* _ENTRIES SHOWN_:
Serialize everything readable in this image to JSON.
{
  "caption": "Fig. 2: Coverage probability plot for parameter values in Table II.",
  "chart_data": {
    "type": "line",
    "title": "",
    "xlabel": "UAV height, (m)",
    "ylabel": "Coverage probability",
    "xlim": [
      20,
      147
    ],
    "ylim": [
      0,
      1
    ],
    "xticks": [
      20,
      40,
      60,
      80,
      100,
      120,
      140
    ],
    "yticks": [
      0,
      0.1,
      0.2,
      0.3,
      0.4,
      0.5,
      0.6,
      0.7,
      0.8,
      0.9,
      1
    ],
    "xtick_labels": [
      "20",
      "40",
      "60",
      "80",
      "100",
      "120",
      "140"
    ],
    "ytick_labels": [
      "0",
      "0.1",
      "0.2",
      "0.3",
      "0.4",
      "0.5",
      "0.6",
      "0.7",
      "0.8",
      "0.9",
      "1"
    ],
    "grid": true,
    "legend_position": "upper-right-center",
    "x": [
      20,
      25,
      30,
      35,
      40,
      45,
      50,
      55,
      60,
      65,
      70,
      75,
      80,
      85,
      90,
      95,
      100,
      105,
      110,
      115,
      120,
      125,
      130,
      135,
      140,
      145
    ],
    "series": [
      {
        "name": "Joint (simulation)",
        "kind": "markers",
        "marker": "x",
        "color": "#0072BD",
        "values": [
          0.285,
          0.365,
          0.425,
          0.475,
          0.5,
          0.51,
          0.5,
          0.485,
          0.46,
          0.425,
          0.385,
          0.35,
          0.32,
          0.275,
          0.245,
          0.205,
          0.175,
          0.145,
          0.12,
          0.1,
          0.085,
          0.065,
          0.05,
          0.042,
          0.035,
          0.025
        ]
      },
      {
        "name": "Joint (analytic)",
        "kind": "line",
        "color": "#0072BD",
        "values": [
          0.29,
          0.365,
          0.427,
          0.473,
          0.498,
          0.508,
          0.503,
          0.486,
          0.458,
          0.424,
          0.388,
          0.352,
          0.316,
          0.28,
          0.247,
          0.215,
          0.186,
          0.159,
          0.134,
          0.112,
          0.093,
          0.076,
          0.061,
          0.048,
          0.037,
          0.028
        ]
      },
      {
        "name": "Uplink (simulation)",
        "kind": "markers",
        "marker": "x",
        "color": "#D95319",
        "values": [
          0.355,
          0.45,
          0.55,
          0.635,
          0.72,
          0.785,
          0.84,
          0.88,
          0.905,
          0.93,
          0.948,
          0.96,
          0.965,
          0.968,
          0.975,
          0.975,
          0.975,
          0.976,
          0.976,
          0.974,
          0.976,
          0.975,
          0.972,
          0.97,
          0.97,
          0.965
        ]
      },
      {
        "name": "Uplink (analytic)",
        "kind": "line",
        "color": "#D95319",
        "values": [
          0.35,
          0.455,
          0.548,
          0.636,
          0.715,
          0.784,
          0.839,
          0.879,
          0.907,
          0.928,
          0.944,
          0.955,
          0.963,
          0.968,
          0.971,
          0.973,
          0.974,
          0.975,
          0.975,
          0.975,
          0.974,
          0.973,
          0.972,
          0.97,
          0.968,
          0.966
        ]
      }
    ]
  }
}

* _GIVEN TASK_: Pick out the lines that include the word "Uplink" and write them out.

* _SOLUTION FOR THIS PROBLEM_:
        "name": "Uplink (simulation)",
        "name": "Uplink (analytic)",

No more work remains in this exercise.